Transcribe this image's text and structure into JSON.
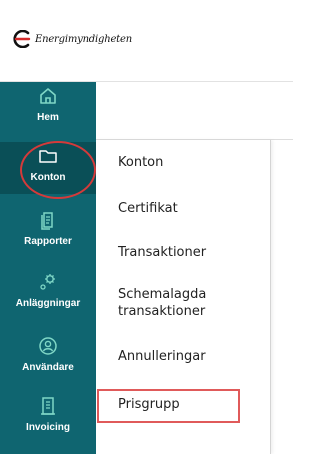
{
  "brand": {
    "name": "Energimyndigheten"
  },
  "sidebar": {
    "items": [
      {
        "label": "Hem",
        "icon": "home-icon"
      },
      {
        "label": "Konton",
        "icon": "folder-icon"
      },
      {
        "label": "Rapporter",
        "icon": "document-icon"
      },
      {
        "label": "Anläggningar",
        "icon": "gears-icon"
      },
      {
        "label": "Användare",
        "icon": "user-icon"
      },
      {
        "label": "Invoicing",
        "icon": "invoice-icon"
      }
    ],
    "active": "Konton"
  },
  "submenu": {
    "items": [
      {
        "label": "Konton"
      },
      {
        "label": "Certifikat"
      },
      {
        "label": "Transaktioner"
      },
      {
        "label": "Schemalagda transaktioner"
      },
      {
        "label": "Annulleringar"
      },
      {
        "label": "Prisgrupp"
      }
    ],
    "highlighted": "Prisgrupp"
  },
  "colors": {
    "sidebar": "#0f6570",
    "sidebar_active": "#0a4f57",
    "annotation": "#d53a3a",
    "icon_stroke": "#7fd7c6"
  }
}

### Given instruction
Repeat all of the entries word for word, but omit the pictures.

### Task result
Transcribe this image's text and structure into JSON.
{
  "brand": {
    "name": "Energimyndigheten"
  },
  "sidebar": {
    "items": [
      {
        "label": "Hem",
        "icon": "home-icon"
      },
      {
        "label": "Konton",
        "icon": "folder-icon"
      },
      {
        "label": "Rapporter",
        "icon": "document-icon"
      },
      {
        "label": "Anläggningar",
        "icon": "gears-icon"
      },
      {
        "label": "Användare",
        "icon": "user-icon"
      },
      {
        "label": "Invoicing",
        "icon": "invoice-icon"
      }
    ],
    "active": "Konton"
  },
  "submenu": {
    "items": [
      {
        "label": "Konton"
      },
      {
        "label": "Certifikat"
      },
      {
        "label": "Transaktioner"
      },
      {
        "label": "Schemalagda transaktioner"
      },
      {
        "label": "Annulleringar"
      },
      {
        "label": "Prisgrupp"
      }
    ],
    "highlighted": "Prisgrupp"
  },
  "colors": {
    "sidebar": "#0f6570",
    "sidebar_active": "#0a4f57",
    "annotation": "#d53a3a",
    "icon_stroke": "#7fd7c6"
  }
}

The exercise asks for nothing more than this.